Records from a collection

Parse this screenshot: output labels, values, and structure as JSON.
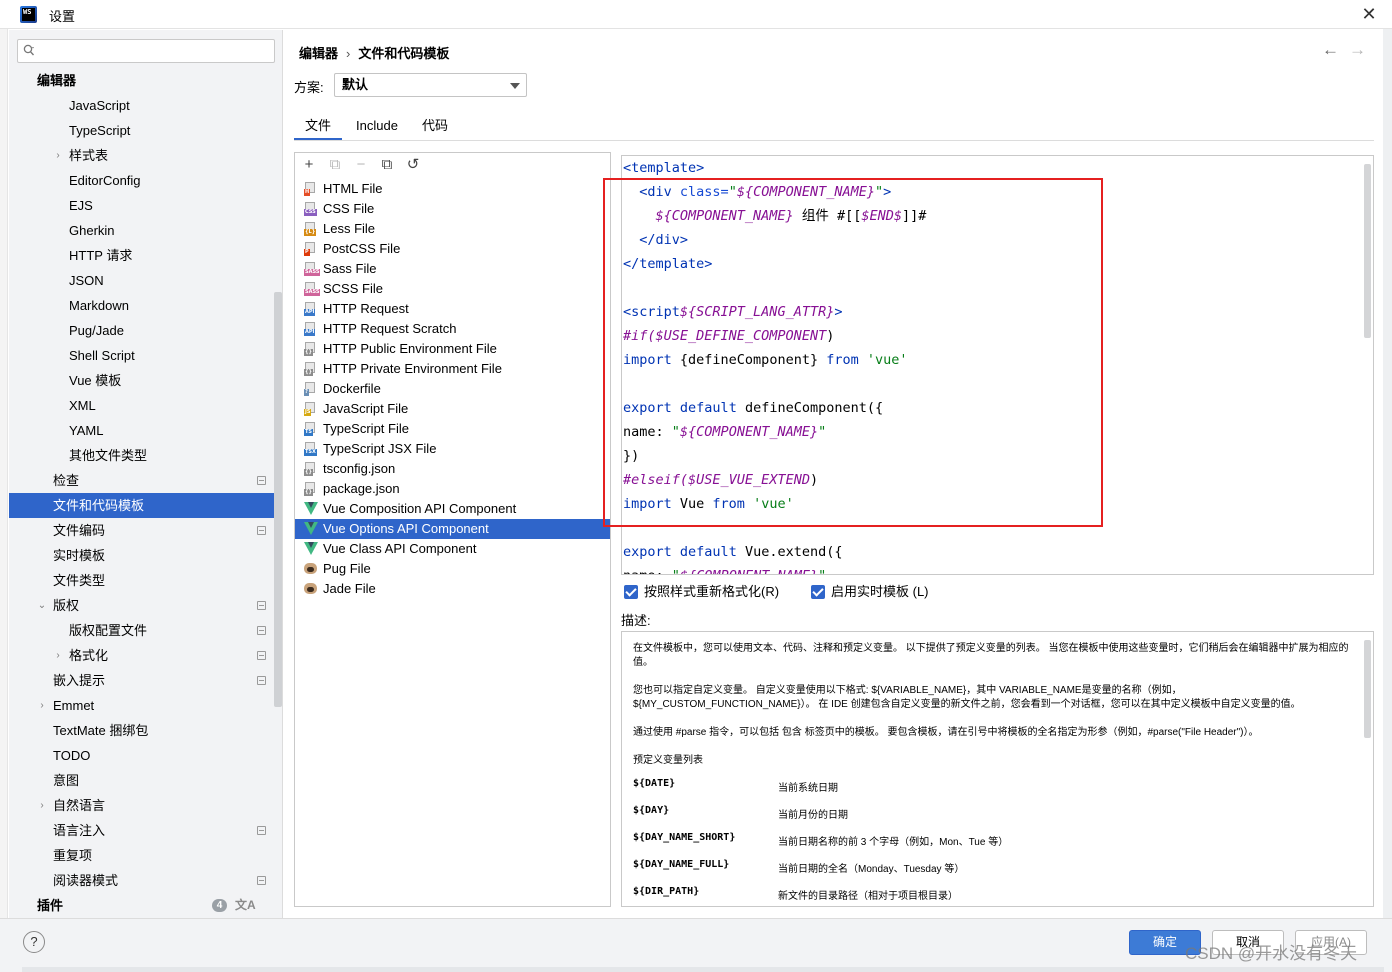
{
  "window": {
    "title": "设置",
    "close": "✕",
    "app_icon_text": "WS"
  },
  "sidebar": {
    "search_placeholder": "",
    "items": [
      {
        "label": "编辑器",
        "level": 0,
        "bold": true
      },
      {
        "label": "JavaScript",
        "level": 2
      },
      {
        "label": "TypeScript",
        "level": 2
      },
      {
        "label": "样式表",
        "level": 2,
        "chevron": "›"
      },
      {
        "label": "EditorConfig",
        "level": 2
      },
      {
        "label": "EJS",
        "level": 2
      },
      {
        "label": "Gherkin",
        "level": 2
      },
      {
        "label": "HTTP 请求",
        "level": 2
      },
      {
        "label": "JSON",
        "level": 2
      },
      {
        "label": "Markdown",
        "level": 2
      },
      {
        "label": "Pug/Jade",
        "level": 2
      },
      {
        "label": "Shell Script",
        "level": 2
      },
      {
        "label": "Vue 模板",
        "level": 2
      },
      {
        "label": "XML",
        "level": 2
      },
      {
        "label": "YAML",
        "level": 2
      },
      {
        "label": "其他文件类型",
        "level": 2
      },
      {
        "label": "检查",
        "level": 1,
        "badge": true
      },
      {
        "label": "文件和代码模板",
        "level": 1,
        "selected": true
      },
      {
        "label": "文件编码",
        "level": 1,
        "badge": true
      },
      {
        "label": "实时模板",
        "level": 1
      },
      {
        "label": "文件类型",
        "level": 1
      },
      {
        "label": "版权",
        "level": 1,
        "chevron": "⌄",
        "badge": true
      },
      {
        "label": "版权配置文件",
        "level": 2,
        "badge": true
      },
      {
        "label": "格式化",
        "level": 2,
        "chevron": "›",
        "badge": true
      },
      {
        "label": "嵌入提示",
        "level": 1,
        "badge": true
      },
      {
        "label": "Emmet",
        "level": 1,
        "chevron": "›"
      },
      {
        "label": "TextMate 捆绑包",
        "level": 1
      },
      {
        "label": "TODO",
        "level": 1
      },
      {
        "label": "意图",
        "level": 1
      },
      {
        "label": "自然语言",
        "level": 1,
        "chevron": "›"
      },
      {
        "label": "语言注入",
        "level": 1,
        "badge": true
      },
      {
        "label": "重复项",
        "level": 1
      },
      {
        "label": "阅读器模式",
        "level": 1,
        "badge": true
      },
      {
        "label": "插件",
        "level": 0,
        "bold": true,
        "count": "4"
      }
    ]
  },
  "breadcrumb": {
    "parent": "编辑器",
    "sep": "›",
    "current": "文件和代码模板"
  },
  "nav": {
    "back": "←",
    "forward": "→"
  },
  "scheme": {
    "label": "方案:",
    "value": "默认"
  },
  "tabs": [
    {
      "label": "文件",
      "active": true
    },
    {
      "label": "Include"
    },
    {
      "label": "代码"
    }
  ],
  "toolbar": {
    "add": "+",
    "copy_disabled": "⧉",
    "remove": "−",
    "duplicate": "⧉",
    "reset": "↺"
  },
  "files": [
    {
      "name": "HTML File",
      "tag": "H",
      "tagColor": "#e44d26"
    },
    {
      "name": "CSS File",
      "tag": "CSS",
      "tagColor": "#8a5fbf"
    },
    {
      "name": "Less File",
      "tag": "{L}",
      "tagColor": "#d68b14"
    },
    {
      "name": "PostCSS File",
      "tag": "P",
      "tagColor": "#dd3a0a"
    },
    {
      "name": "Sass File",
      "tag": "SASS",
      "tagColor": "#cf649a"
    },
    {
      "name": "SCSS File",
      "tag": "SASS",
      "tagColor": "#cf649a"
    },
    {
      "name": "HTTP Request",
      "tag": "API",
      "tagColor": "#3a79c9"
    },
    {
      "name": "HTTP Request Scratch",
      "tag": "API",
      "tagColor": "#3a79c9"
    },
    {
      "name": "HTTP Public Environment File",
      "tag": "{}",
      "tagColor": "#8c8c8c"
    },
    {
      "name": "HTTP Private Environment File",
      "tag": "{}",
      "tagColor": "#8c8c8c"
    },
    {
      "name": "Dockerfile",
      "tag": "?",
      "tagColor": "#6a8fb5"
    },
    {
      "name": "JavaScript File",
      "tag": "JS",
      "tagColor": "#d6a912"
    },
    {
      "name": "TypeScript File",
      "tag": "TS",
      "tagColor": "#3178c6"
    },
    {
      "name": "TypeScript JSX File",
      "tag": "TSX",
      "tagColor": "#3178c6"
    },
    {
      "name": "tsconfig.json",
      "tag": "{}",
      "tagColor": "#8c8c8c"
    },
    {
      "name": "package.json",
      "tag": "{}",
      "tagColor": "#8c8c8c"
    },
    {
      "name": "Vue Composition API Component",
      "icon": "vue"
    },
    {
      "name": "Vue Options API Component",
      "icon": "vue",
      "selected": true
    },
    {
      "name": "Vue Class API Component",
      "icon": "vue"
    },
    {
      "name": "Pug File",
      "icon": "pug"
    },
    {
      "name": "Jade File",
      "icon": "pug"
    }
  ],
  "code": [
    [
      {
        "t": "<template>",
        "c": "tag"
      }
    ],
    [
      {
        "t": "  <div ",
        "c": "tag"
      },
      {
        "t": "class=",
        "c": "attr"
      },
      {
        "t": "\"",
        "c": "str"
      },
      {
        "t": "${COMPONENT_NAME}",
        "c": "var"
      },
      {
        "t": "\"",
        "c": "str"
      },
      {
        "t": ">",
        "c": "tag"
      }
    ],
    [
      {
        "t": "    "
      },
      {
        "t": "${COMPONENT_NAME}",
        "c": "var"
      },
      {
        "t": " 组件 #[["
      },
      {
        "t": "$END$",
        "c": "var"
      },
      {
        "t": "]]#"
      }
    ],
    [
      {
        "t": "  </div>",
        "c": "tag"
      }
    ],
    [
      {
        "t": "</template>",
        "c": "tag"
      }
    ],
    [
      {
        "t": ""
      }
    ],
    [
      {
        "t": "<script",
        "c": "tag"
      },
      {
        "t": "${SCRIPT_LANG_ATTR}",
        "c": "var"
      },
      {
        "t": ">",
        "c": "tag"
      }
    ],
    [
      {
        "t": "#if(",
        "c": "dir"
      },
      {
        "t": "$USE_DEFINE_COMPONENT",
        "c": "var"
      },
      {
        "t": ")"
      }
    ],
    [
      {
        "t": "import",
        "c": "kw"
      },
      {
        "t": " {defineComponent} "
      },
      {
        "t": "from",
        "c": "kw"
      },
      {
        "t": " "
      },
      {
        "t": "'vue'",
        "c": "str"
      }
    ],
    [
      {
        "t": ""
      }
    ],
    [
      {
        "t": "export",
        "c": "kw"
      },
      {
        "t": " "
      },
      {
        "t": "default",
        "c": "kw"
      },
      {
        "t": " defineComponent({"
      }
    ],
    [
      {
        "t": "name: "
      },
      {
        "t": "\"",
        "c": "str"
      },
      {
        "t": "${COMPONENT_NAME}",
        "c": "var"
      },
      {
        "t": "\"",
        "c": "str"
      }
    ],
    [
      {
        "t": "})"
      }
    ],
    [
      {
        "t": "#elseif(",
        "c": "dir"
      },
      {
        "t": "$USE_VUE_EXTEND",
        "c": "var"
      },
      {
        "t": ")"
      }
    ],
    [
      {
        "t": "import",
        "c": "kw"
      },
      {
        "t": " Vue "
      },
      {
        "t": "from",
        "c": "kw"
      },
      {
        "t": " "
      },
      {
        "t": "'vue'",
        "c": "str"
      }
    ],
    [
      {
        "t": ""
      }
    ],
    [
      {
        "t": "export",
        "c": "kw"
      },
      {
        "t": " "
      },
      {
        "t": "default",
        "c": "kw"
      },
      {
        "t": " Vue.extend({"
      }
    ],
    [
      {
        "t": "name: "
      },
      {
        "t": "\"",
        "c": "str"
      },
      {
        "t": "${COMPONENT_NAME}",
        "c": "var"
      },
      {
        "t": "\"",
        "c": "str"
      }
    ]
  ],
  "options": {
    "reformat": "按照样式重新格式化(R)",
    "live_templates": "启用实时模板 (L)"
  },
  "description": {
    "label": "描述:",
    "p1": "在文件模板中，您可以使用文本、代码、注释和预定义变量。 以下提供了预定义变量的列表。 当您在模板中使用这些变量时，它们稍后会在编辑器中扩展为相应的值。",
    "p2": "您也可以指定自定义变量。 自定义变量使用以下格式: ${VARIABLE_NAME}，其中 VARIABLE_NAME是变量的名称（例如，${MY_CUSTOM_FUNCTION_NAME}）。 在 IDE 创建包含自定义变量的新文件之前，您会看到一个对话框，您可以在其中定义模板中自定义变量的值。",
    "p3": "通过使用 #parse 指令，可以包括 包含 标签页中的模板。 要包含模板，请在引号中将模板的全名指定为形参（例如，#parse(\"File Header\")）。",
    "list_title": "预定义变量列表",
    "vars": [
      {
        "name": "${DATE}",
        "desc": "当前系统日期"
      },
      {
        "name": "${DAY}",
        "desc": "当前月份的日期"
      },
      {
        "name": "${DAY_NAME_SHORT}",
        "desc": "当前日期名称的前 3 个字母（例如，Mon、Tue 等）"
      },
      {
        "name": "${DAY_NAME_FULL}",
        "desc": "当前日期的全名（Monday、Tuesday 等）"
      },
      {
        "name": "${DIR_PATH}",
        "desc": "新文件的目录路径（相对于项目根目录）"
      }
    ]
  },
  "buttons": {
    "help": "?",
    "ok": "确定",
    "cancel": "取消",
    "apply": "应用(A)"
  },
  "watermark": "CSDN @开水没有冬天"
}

==

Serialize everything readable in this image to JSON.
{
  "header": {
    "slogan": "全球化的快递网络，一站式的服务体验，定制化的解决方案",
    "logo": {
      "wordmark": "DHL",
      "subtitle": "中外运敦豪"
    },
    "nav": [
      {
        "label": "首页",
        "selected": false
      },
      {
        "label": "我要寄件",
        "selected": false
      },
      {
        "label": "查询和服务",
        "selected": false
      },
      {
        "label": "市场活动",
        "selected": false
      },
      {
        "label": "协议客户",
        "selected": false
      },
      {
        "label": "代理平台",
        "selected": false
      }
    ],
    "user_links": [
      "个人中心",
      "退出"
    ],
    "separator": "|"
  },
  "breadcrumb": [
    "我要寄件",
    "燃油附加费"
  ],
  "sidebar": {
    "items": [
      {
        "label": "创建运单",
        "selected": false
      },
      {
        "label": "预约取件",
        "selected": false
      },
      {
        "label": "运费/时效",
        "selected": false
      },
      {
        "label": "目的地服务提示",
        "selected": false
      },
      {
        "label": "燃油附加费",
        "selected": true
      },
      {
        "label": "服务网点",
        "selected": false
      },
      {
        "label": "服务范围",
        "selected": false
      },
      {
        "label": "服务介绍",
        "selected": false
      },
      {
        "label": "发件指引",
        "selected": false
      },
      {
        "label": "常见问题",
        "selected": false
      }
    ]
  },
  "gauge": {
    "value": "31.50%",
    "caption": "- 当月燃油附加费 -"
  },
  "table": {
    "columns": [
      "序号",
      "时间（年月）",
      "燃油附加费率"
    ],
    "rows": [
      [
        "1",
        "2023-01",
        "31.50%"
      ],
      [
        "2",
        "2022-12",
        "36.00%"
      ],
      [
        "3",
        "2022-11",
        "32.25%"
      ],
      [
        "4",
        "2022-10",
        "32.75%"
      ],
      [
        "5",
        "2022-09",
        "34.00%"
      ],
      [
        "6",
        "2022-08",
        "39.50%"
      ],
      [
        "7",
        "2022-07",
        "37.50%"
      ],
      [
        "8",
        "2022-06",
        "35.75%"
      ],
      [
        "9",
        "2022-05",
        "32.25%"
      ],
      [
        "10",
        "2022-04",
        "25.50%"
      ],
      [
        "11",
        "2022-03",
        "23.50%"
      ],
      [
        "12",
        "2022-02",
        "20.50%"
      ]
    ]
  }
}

• **What the task asks**:
Gather each line of the records holding the string "TypeScript".

• **Written answer**:
        "label": "TypeScript",
      "name": "TypeScript File",
      "name": "TypeScript JSX File",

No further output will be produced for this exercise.